→ Task instructions
Read the lines below. Copy out any that hold the string "thickness".
-- start Provided records --
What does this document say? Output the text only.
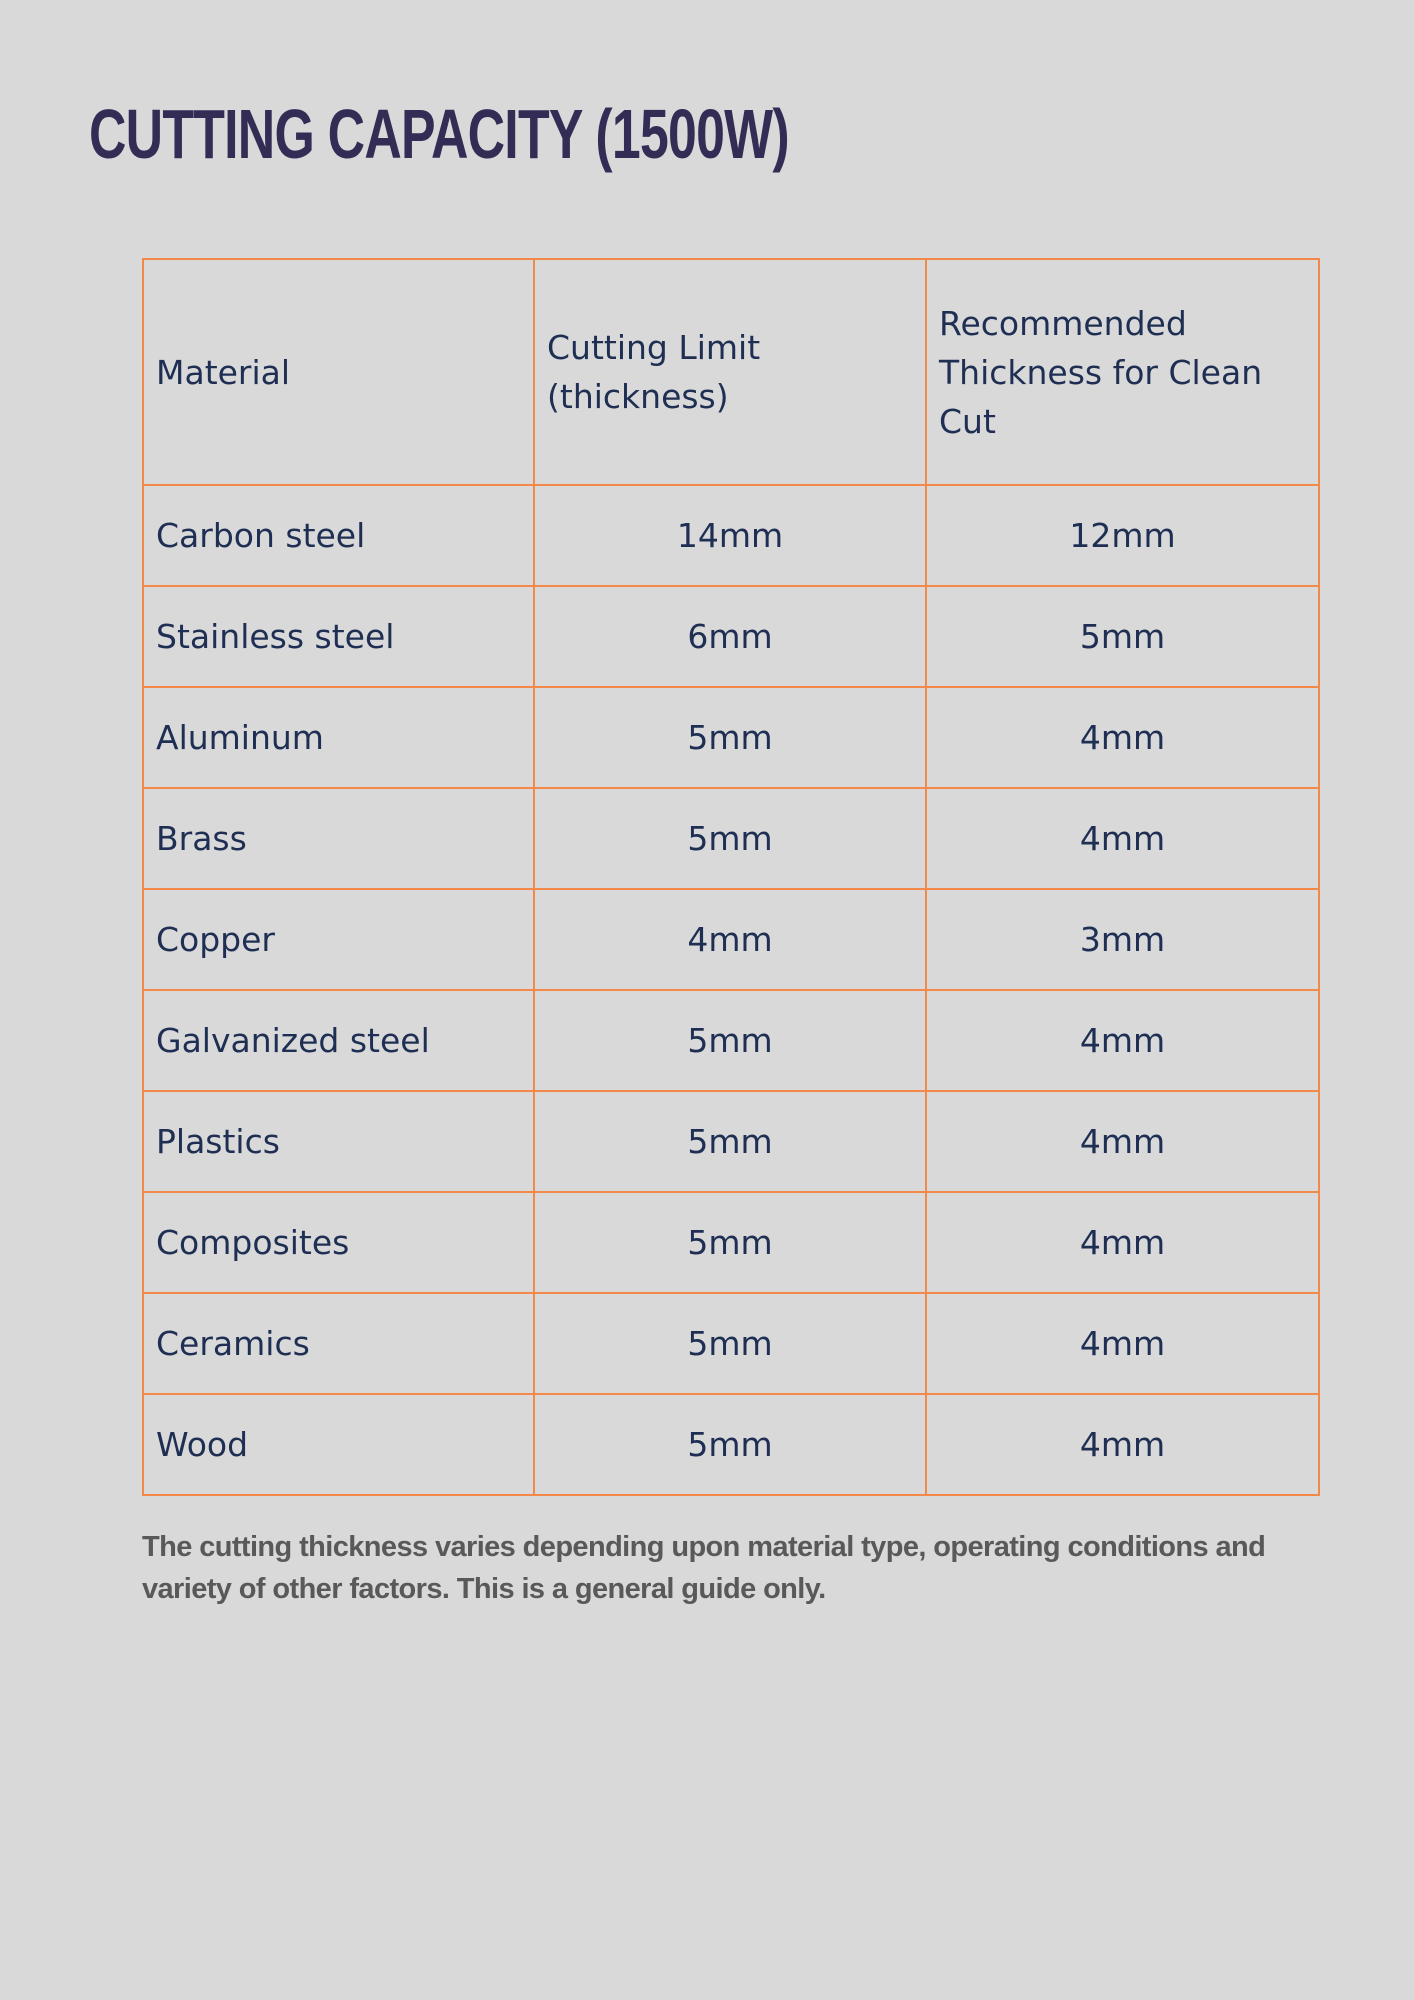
CUTTING CAPACITY (1500W)
Material	Cutting Limit (thickness)	Recommended Thickness for Clean Cut
Carbon steel	14mm	12mm
Stainless steel	6mm	5mm
Aluminum	5mm	4mm
Brass	5mm	4mm
Copper	4mm	3mm
Galvanized steel	5mm	4mm
Plastics	5mm	4mm
Composites	5mm	4mm
Ceramics	5mm	4mm
Wood	5mm	4mm

The cutting thickness varies depending upon material type, operating conditions and variety of other factors. This is a general guide only.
-- end Provided records --
→ Exercise response
Material	Cutting Limit (thickness)	Recommended Thickness for Clean Cut
The cutting thickness varies depending upon material type, operating conditions and variety of other factors. This is a general guide only.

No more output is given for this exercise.